*INPUT FOR THIS TASK*.

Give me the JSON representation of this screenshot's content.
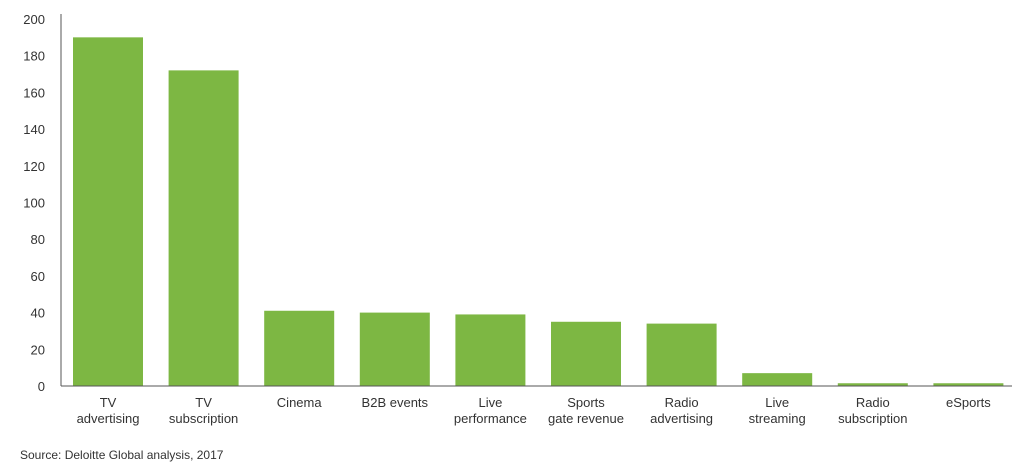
{
  "chart_data": {
    "type": "bar",
    "categories": [
      [
        "TV",
        "advertising"
      ],
      [
        "TV",
        "subscription"
      ],
      [
        "Cinema"
      ],
      [
        "B2B events"
      ],
      [
        "Live",
        "performance"
      ],
      [
        "Sports",
        "gate revenue"
      ],
      [
        "Radio",
        "advertising"
      ],
      [
        "Live",
        "streaming"
      ],
      [
        "Radio",
        "subscription"
      ],
      [
        "eSports"
      ]
    ],
    "values": [
      190,
      172,
      41,
      40,
      39,
      35,
      34,
      7,
      1.5,
      1.5
    ],
    "ylim": [
      0,
      200
    ],
    "yticks": [
      0,
      20,
      40,
      60,
      80,
      100,
      120,
      140,
      160,
      180,
      200
    ],
    "grid": false,
    "bar_color": "#7db743",
    "axis_color": "#555555",
    "title": "",
    "xlabel": "",
    "ylabel": ""
  },
  "footer": {
    "source": "Source: Deloitte Global analysis, 2017"
  }
}
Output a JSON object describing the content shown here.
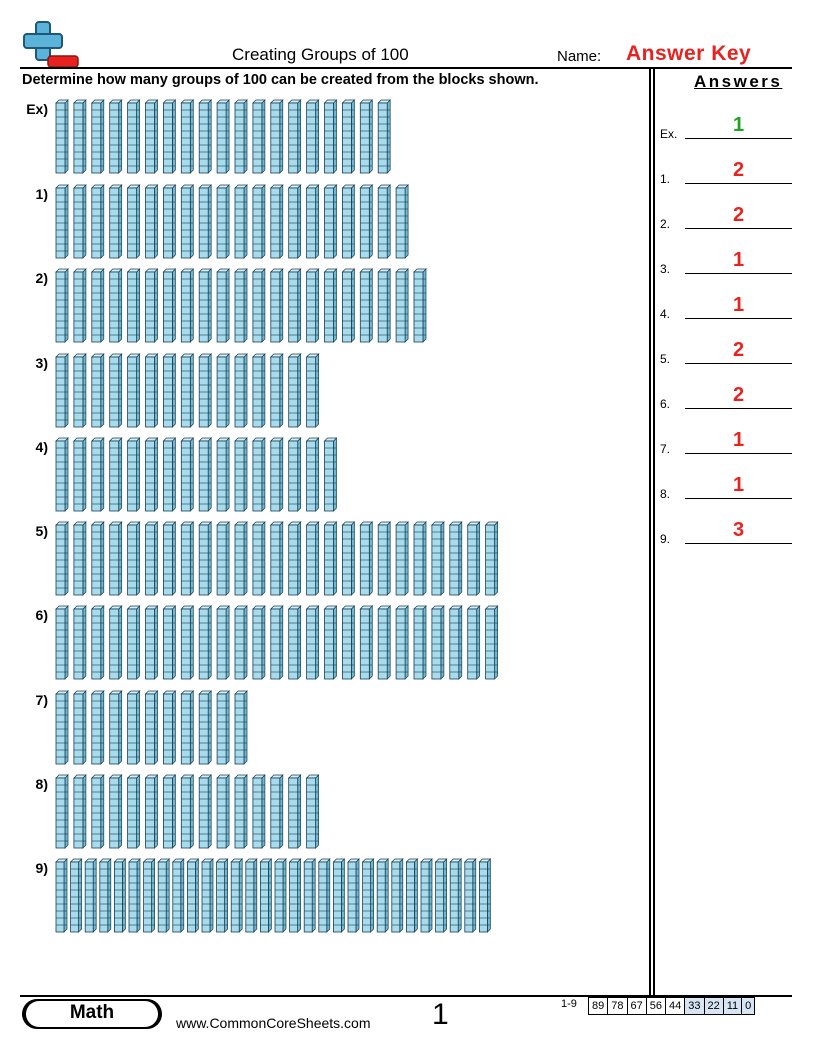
{
  "header": {
    "title": "Creating Groups of 100",
    "name_label": "Name:",
    "name_value": "Answer Key"
  },
  "instructions": "Determine how many groups of 100 can be created from the blocks shown.",
  "answers": {
    "heading": "Answers",
    "items": [
      {
        "label": "Ex.",
        "value": "1"
      },
      {
        "label": "1.",
        "value": "2"
      },
      {
        "label": "2.",
        "value": "2"
      },
      {
        "label": "3.",
        "value": "1"
      },
      {
        "label": "4.",
        "value": "1"
      },
      {
        "label": "5.",
        "value": "2"
      },
      {
        "label": "6.",
        "value": "2"
      },
      {
        "label": "7.",
        "value": "1"
      },
      {
        "label": "8.",
        "value": "1"
      },
      {
        "label": "9.",
        "value": "3"
      }
    ]
  },
  "problems": [
    {
      "label": "Ex)",
      "rods": 19
    },
    {
      "label": "1)",
      "rods": 20
    },
    {
      "label": "2)",
      "rods": 21
    },
    {
      "label": "3)",
      "rods": 15
    },
    {
      "label": "4)",
      "rods": 16
    },
    {
      "label": "5)",
      "rods": 25
    },
    {
      "label": "6)",
      "rods": 25
    },
    {
      "label": "7)",
      "rods": 11
    },
    {
      "label": "8)",
      "rods": 15
    },
    {
      "label": "9)",
      "rods": 30
    }
  ],
  "colors": {
    "answer_red": "#e8231f",
    "answer_green": "#1fa322",
    "rod_fill": "#a8dcec",
    "rod_stroke": "#1a3e52"
  },
  "footer": {
    "subject": "Math",
    "website": "www.CommonCoreSheets.com",
    "page_number": "1",
    "range_label": "1-9",
    "scores": [
      "89",
      "78",
      "67",
      "56",
      "44",
      "33",
      "22",
      "11",
      "0"
    ]
  }
}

*PROBLEM DETAILS*. Everything from the line containing "Output a JSON" through the last line of the entries is to be output exactly as written, minus any pictures.

*COMPLETED TASK*.
Output a JSON object describing the content shown here.
{
  "header": {
    "title": "Creating Groups of 100",
    "name_label": "Name:",
    "name_value": "Answer Key"
  },
  "instructions": "Determine how many groups of 100 can be created from the blocks shown.",
  "answers": {
    "heading": "Answers",
    "items": [
      {
        "label": "Ex.",
        "value": "1"
      },
      {
        "label": "1.",
        "value": "2"
      },
      {
        "label": "2.",
        "value": "2"
      },
      {
        "label": "3.",
        "value": "1"
      },
      {
        "label": "4.",
        "value": "1"
      },
      {
        "label": "5.",
        "value": "2"
      },
      {
        "label": "6.",
        "value": "2"
      },
      {
        "label": "7.",
        "value": "1"
      },
      {
        "label": "8.",
        "value": "1"
      },
      {
        "label": "9.",
        "value": "3"
      }
    ]
  },
  "problems": [
    {
      "label": "Ex)",
      "rods": 19
    },
    {
      "label": "1)",
      "rods": 20
    },
    {
      "label": "2)",
      "rods": 21
    },
    {
      "label": "3)",
      "rods": 15
    },
    {
      "label": "4)",
      "rods": 16
    },
    {
      "label": "5)",
      "rods": 25
    },
    {
      "label": "6)",
      "rods": 25
    },
    {
      "label": "7)",
      "rods": 11
    },
    {
      "label": "8)",
      "rods": 15
    },
    {
      "label": "9)",
      "rods": 30
    }
  ],
  "colors": {
    "answer_red": "#e8231f",
    "answer_green": "#1fa322",
    "rod_fill": "#a8dcec",
    "rod_stroke": "#1a3e52"
  },
  "footer": {
    "subject": "Math",
    "website": "www.CommonCoreSheets.com",
    "page_number": "1",
    "range_label": "1-9",
    "scores": [
      "89",
      "78",
      "67",
      "56",
      "44",
      "33",
      "22",
      "11",
      "0"
    ]
  }
}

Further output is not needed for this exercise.